** start DATA IN THIS EXERCISE **
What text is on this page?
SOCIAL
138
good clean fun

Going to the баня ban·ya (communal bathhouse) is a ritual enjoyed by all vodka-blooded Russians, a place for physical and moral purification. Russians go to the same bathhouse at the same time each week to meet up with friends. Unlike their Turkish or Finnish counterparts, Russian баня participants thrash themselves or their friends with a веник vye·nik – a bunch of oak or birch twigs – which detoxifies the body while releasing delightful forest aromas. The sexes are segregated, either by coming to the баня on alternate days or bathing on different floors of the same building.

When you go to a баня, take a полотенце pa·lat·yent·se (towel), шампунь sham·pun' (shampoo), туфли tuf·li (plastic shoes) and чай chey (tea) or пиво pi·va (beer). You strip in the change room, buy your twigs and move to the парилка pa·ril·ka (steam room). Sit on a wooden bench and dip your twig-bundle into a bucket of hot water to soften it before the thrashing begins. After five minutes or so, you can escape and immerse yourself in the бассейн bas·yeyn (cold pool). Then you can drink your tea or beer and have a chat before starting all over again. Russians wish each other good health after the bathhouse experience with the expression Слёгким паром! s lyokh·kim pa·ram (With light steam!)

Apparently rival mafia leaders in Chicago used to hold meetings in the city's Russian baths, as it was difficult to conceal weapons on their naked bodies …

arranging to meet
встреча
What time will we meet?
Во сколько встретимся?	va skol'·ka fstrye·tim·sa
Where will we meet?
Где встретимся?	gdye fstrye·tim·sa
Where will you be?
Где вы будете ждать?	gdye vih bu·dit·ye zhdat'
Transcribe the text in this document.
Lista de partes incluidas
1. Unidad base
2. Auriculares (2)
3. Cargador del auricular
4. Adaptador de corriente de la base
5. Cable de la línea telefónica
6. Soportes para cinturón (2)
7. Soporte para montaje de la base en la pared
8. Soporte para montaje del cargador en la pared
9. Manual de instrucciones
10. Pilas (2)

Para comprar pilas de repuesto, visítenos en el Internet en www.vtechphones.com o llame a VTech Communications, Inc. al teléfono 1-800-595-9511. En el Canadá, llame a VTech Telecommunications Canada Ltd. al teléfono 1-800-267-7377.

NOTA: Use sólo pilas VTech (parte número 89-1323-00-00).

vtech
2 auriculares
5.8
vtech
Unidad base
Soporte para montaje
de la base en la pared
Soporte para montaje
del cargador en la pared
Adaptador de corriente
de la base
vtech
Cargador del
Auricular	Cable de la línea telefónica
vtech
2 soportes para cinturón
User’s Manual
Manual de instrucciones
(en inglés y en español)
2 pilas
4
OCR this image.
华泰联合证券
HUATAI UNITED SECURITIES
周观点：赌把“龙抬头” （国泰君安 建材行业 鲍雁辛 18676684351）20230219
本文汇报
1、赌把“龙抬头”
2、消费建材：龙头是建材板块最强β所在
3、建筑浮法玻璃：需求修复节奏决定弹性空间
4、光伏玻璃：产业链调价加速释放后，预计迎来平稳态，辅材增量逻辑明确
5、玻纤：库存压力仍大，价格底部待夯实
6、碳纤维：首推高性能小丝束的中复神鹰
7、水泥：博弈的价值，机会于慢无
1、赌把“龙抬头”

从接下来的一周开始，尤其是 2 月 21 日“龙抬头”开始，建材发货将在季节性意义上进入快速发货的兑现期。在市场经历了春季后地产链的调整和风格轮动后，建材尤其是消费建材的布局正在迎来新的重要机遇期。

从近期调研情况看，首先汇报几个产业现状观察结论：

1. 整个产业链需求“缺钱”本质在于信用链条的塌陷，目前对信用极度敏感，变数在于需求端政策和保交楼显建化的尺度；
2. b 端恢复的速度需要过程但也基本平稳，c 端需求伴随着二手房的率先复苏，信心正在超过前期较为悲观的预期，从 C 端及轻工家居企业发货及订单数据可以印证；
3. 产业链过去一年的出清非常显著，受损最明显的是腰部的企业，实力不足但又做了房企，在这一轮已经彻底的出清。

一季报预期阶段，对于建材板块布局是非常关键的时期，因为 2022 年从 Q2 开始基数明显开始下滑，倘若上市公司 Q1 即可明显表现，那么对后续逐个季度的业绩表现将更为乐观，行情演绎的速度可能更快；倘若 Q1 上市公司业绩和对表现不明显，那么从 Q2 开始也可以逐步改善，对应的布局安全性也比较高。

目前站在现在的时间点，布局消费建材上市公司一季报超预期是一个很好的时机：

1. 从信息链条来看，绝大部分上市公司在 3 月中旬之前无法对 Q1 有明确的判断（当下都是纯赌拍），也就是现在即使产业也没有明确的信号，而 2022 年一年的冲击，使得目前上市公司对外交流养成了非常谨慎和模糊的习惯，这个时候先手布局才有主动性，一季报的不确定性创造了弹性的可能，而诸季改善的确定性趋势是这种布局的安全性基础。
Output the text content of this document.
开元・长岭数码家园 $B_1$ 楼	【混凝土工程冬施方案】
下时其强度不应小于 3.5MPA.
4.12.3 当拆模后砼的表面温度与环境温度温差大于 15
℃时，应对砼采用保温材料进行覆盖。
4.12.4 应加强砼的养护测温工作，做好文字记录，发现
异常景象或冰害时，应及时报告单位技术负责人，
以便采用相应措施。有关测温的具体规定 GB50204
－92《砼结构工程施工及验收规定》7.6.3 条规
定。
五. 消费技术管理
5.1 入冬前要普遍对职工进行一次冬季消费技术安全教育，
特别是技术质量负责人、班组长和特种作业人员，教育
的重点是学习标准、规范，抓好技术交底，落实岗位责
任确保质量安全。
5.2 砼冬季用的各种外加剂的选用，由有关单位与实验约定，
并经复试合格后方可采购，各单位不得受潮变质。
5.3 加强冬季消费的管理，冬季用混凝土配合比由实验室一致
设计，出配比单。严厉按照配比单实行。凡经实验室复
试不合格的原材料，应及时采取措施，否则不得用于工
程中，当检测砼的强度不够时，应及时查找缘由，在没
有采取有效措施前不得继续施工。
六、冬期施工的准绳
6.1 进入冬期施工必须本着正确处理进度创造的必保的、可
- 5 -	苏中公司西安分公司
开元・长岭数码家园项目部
** end DATA IN THIS EXERCISE **
» **EXERCISE INSTRUCTIONS**
Transcribe the entire listing above precisely.

» **COMPLETE OUTPUT**
What text is on this page?
SOCIAL
138
good clean fun

Going to the баня ban·ya (communal bathhouse) is a ritual enjoyed by all vodka-blooded Russians, a place for physical and moral purification. Russians go to the same bathhouse at the same time each week to meet up with friends. Unlike their Turkish or Finnish counterparts, Russian баня participants thrash themselves or their friends with a веник vye·nik – a bunch of oak or birch twigs – which detoxifies the body while releasing delightful forest aromas. The sexes are segregated, either by coming to the баня on alternate days or bathing on different floors of the same building.

When you go to a баня, take a полотенце pa·lat·yent·se (towel), шампунь sham·pun' (shampoo), туфли tuf·li (plastic shoes) and чай chey (tea) or пиво pi·va (beer). You strip in the change room, buy your twigs and move to the парилка pa·ril·ka (steam room). Sit on a wooden bench and dip your twig-bundle into a bucket of hot water to soften it before the thrashing begins. After five minutes or so, you can escape and immerse yourself in the бассейн bas·yeyn (cold pool). Then you can drink your tea or beer and have a chat before starting all over again. Russians wish each other good health after the bathhouse experience with the expression Слёгким паром! s lyokh·kim pa·ram (With light steam!)

Apparently rival mafia leaders in Chicago used to hold meetings in the city's Russian baths, as it was difficult to conceal weapons on their naked bodies …

arranging to meet
встреча
What time will we meet?
Во сколько встретимся?	va skol'·ka fstrye·tim·sa
Where will we meet?
Где встретимся?	gdye fstrye·tim·sa
Where will you be?
Где вы будете ждать?	gdye vih bu·dit·ye zhdat'
Transcribe the text in this document.
Lista de partes incluidas
1. Unidad base
2. Auriculares (2)
3. Cargador del auricular
4. Adaptador de corriente de la base
5. Cable de la línea telefónica
6. Soportes para cinturón (2)
7. Soporte para montaje de la base en la pared
8. Soporte para montaje del cargador en la pared
9. Manual de instrucciones
10. Pilas (2)

Para comprar pilas de repuesto, visítenos en el Internet en www.vtechphones.com o llame a VTech Communications, Inc. al teléfono 1-800-595-9511. En el Canadá, llame a VTech Telecommunications Canada Ltd. al teléfono 1-800-267-7377.

NOTA: Use sólo pilas VTech (parte número 89-1323-00-00).

vtech
2 auriculares
5.8
vtech
Unidad base
Soporte para montaje
de la base en la pared
Soporte para montaje
del cargador en la pared
Adaptador de corriente
de la base
vtech
Cargador del
Auricular	Cable de la línea telefónica
vtech
2 soportes para cinturón
User’s Manual
Manual de instrucciones
(en inglés y en español)
2 pilas
4
OCR this image.
华泰联合证券
HUATAI UNITED SECURITIES
周观点：赌把“龙抬头” （国泰君安 建材行业 鲍雁辛 18676684351）20230219
本文汇报
1、赌把“龙抬头”
2、消费建材：龙头是建材板块最强β所在
3、建筑浮法玻璃：需求修复节奏决定弹性空间
4、光伏玻璃：产业链调价加速释放后，预计迎来平稳态，辅材增量逻辑明确
5、玻纤：库存压力仍大，价格底部待夯实
6、碳纤维：首推高性能小丝束的中复神鹰
7、水泥：博弈的价值，机会于慢无
1、赌把“龙抬头”

从接下来的一周开始，尤其是 2 月 21 日“龙抬头”开始，建材发货将在季节性意义上进入快速发货的兑现期。在市场经历了春季后地产链的调整和风格轮动后，建材尤其是消费建材的布局正在迎来新的重要机遇期。

从近期调研情况看，首先汇报几个产业现状观察结论：

1. 整个产业链需求“缺钱”本质在于信用链条的塌陷，目前对信用极度敏感，变数在于需求端政策和保交楼显建化的尺度；
2. b 端恢复的速度需要过程但也基本平稳，c 端需求伴随着二手房的率先复苏，信心正在超过前期较为悲观的预期，从 C 端及轻工家居企业发货及订单数据可以印证；
3. 产业链过去一年的出清非常显著，受损最明显的是腰部的企业，实力不足但又做了房企，在这一轮已经彻底的出清。

一季报预期阶段，对于建材板块布局是非常关键的时期，因为 2022 年从 Q2 开始基数明显开始下滑，倘若上市公司 Q1 即可明显表现，那么对后续逐个季度的业绩表现将更为乐观，行情演绎的速度可能更快；倘若 Q1 上市公司业绩和对表现不明显，那么从 Q2 开始也可以逐步改善，对应的布局安全性也比较高。

目前站在现在的时间点，布局消费建材上市公司一季报超预期是一个很好的时机：

1. 从信息链条来看，绝大部分上市公司在 3 月中旬之前无法对 Q1 有明确的判断（当下都是纯赌拍），也就是现在即使产业也没有明确的信号，而 2022 年一年的冲击，使得目前上市公司对外交流养成了非常谨慎和模糊的习惯，这个时候先手布局才有主动性，一季报的不确定性创造了弹性的可能，而诸季改善的确定性趋势是这种布局的安全性基础。
Output the text content of this document.
开元・长岭数码家园 $B_1$ 楼	【混凝土工程冬施方案】
下时其强度不应小于 3.5MPA.
4.12.3 当拆模后砼的表面温度与环境温度温差大于 15
℃时，应对砼采用保温材料进行覆盖。
4.12.4 应加强砼的养护测温工作，做好文字记录，发现
异常景象或冰害时，应及时报告单位技术负责人，
以便采用相应措施。有关测温的具体规定 GB50204
－92《砼结构工程施工及验收规定》7.6.3 条规
定。
五. 消费技术管理
5.1 入冬前要普遍对职工进行一次冬季消费技术安全教育，
特别是技术质量负责人、班组长和特种作业人员，教育
的重点是学习标准、规范，抓好技术交底，落实岗位责
任确保质量安全。
5.2 砼冬季用的各种外加剂的选用，由有关单位与实验约定，
并经复试合格后方可采购，各单位不得受潮变质。
5.3 加强冬季消费的管理，冬季用混凝土配合比由实验室一致
设计，出配比单。严厉按照配比单实行。凡经实验室复
试不合格的原材料，应及时采取措施，否则不得用于工
程中，当检测砼的强度不够时，应及时查找缘由，在没
有采取有效措施前不得继续施工。
六、冬期施工的准绳
6.1 进入冬期施工必须本着正确处理进度创造的必保的、可
- 5 -	苏中公司西安分公司
开元・长岭数码家园项目部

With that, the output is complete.